PROMPT: Repeat each record exactly as written, and drop any images.

DATASET RECORDS:
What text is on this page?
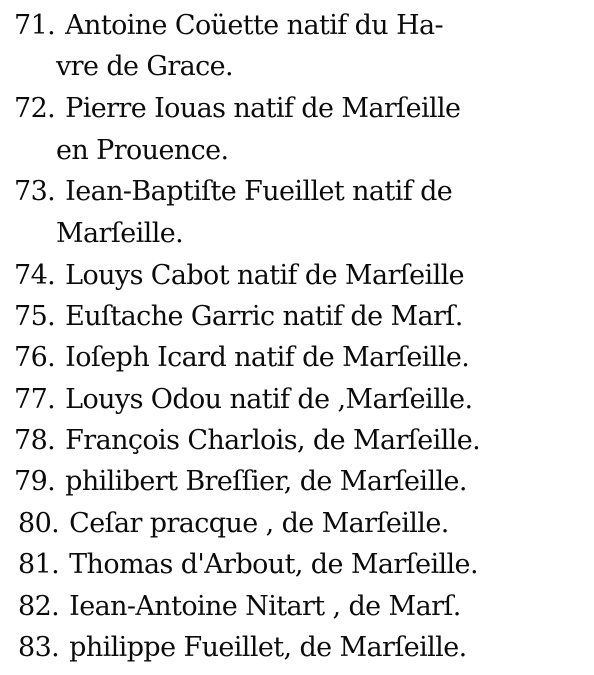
71. Antoine Coüette natif du Ha-
vre de Grace.
72. Pierre Iouas natif de Marſeille
en Prouence.
73. Iean-Baptiſte Fueillet natif de
Marſeille.
74. Louys Cabot natif de Marſeille
75. Euſtache Garric natif de Marſ.
76. Ioſeph Icard natif de Marſeille.
77. Louys Odou natif de ,Marſeille.
78. François Charlois, de Marſeille.
79. philibert Breſſier, de Marſeille.
80. Ceſar pracque , de Marſeille.
81. Thomas d'Arbout, de Marſeille.
82. Iean-Antoine Nitart , de Marſ.
83. philippe Fueillet, de Marſeille.
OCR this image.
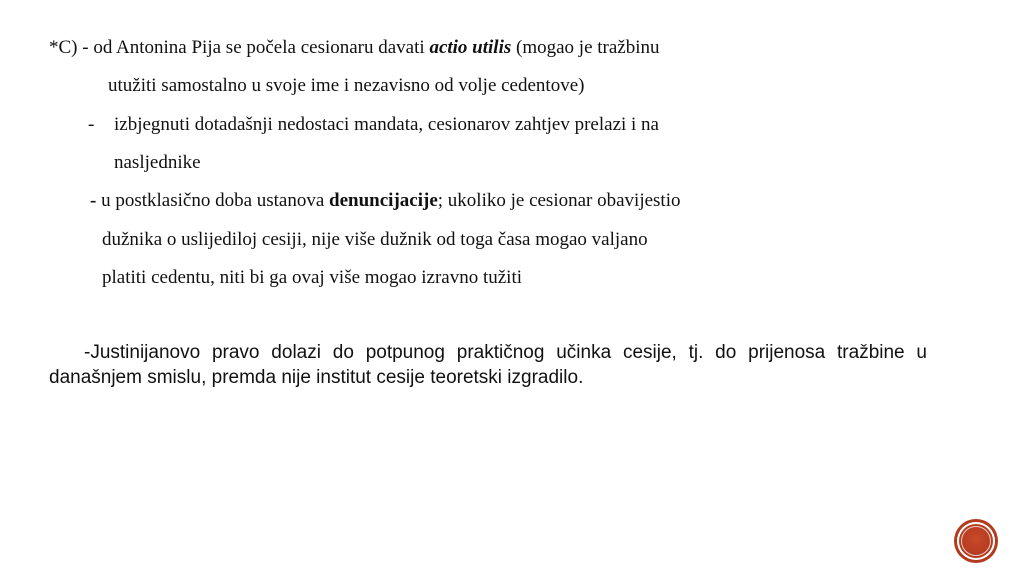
*C) - od Antonina Pija se počela cesionaru davati actio utilis (mogao je tražbinu
utužiti samostalno u svoje ime i nezavisno od volje cedentove)
- izbjegnuti dotadašnji nedostaci mandata, cesionarov zahtjev prelazi i na
nasljednike
- u postklasično doba ustanova denuncijacije; ukoliko je cesionar obavijestio
dužnika o uslijediloj cesiji, nije više dužnik od toga časa mogao valjano
platiti cedentu, niti bi ga ovaj više mogao izravno tužiti
-Justinijanovo pravo dolazi do potpunog praktičnog učinka cesije, tj. do prijenosa tražbine u današnjem smislu, premda nije institut cesije teoretski izgradilo.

COMPLETE ANSWER:
What text is on this page?
71. Antoine Coüette natif du Ha-
vre de Grace.
72. Pierre Iouas natif de Marſeille
en Prouence.
73. Iean-Baptiſte Fueillet natif de
Marſeille.
74. Louys Cabot natif de Marſeille
75. Euſtache Garric natif de Marſ.
76. Ioſeph Icard natif de Marſeille.
77. Louys Odou natif de ,Marſeille.
78. François Charlois, de Marſeille.
79. philibert Breſſier, de Marſeille.
80. Ceſar pracque , de Marſeille.
81. Thomas d'Arbout, de Marſeille.
82. Iean-Antoine Nitart , de Marſ.
83. philippe Fueillet, de Marſeille.
OCR this image.
*C) - od Antonina Pija se počela cesionaru davati actio utilis (mogao je tražbinu
utužiti samostalno u svoje ime i nezavisno od volje cedentove)
- izbjegnuti dotadašnji nedostaci mandata, cesionarov zahtjev prelazi i na
nasljednike
- u postklasično doba ustanova denuncijacije; ukoliko je cesionar obavijestio
dužnika o uslijediloj cesiji, nije više dužnik od toga časa mogao valjano
platiti cedentu, niti bi ga ovaj više mogao izravno tužiti
-Justinijanovo pravo dolazi do potpunog praktičnog učinka cesije, tj. do prijenosa tražbine u današnjem smislu, premda nije institut cesije teoretski izgradilo.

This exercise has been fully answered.